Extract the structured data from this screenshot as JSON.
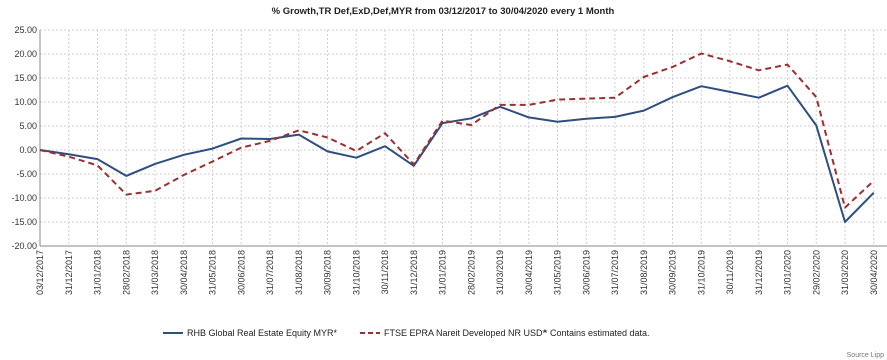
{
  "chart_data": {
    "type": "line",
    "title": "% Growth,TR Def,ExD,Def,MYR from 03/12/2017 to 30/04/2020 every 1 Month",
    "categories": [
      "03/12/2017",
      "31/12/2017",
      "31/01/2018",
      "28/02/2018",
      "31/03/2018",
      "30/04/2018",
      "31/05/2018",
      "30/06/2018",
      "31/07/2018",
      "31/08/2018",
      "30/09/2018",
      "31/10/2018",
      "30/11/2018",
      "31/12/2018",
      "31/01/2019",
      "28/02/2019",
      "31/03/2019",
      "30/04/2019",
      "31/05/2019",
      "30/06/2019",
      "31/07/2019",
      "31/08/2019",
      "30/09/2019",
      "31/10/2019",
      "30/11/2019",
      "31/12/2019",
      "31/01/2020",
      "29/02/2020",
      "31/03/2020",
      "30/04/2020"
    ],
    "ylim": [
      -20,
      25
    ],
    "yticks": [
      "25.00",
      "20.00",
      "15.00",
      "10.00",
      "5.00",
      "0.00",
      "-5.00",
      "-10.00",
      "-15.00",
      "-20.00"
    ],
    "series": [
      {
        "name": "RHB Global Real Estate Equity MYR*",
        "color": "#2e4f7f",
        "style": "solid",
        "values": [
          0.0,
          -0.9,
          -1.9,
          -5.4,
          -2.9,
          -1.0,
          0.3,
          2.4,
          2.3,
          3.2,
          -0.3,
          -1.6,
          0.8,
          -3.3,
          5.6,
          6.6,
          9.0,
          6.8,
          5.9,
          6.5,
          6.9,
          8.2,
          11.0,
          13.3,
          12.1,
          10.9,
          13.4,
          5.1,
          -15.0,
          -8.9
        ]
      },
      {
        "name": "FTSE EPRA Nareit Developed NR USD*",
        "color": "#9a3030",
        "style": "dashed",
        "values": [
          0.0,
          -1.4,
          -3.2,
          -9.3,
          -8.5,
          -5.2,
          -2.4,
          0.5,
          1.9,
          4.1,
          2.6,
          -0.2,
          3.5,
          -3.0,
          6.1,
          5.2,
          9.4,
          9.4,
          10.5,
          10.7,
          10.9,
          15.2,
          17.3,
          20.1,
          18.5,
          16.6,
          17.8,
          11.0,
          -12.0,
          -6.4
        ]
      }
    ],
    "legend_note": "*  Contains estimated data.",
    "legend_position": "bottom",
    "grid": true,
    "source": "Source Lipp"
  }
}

* * *

**Goal of the exercise**
Pick out and copy the lines of the material that include the word "from".

**Correct output**
Extract the structured data from this screenshot as JSON.
    "title": "% Growth,TR Def,ExD,Def,MYR from 03/12/2017 to 30/04/2020 every 1 Month",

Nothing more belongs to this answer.